**Records for the exercise**

══════

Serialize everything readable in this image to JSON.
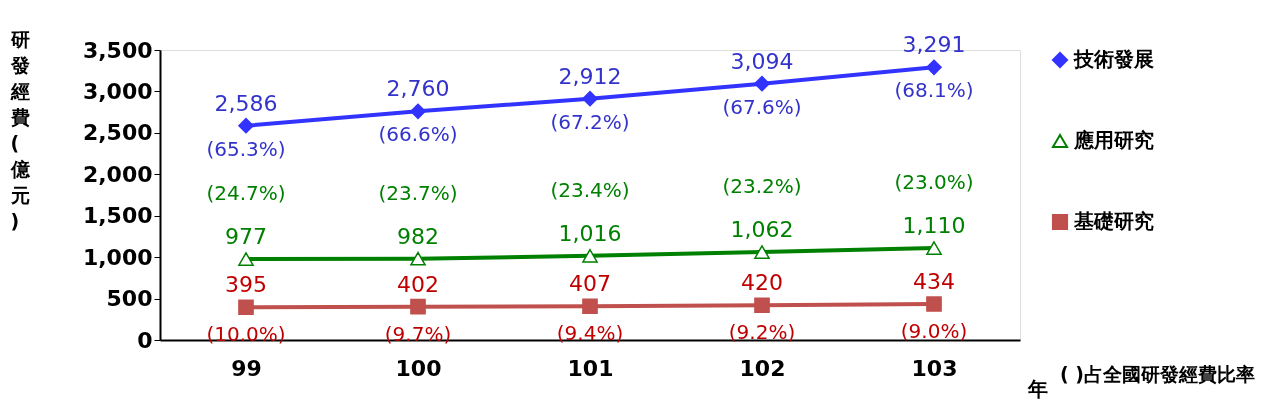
{
  "chart_data": {
    "type": "line",
    "ylabel": "研發經費(億元)",
    "xlabel": "年",
    "categories": [
      "99",
      "100",
      "101",
      "102",
      "103"
    ],
    "series": [
      {
        "name": "技術發展",
        "color": "#3333ff",
        "marker": "diamond",
        "values": [
          2586,
          2760,
          2912,
          3094,
          3291
        ],
        "value_labels": [
          "2,586",
          "2,760",
          "2,912",
          "3,094",
          "3,291"
        ]
      },
      {
        "name": "應用研究",
        "color": "#008000",
        "marker": "triangle",
        "values": [
          977,
          982,
          1016,
          1062,
          1110
        ],
        "value_labels": [
          "977",
          "982",
          "1,016",
          "1,062",
          "1,110"
        ]
      },
      {
        "name": "基礎研究",
        "color": "#c0504d",
        "marker": "square",
        "values": [
          395,
          402,
          407,
          420,
          434
        ],
        "value_labels": [
          "395",
          "402",
          "407",
          "420",
          "434"
        ]
      }
    ],
    "ylim": [
      0,
      3500
    ],
    "yticks": [
      0,
      500,
      {
        "value": 1000,
        "label": "1,000"
      },
      {
        "value": 1500,
        "label": "1,500"
      },
      {
        "value": 2000,
        "label": "2,000"
      },
      {
        "value": 2500,
        "label": "2,500"
      },
      {
        "value": 3000,
        "label": "3,000"
      },
      {
        "value": 3500,
        "label": "3,500"
      }
    ],
    "grid": false,
    "legend": "right",
    "line_style": "solid",
    "annotations": [
      {
        "text": "(65.3%)",
        "x": "99",
        "y": 2586
      },
      {
        "text": "(66.6%)",
        "x": "100",
        "y": 2760
      },
      {
        "text": "(67.2%)",
        "x": "101",
        "y": 2912
      },
      {
        "text": "(67.6%)",
        "x": "102",
        "y": 3094
      },
      {
        "text": "(68.1%)",
        "x": "103",
        "y": 3291
      },
      {
        "text": "(24.7%)",
        "x": "99",
        "y": 977
      },
      {
        "text": "(23.7%)",
        "x": "100",
        "y": 982
      },
      {
        "text": "(23.4%)",
        "x": "101",
        "y": 1016
      },
      {
        "text": "(23.2%)",
        "x": "102",
        "y": 1062
      },
      {
        "text": "(23.0%)",
        "x": "103",
        "y": 1110
      },
      {
        "text": "(10.0%)",
        "x": "99",
        "y": 395
      },
      {
        "text": "(9.7%)",
        "x": "100",
        "y": 402
      },
      {
        "text": "(9.4%)",
        "x": "101",
        "y": 407
      },
      {
        "text": "(9.2%)",
        "x": "102",
        "y": 420
      },
      {
        "text": "(9.0%)",
        "x": "103",
        "y": 434
      },
      "( )占全國研發經費比率"
    ]
  }
}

══════

**Problem requirements**
Find how many lines of the entries contain "color". Respond with the number only.

**Answer for the task**
3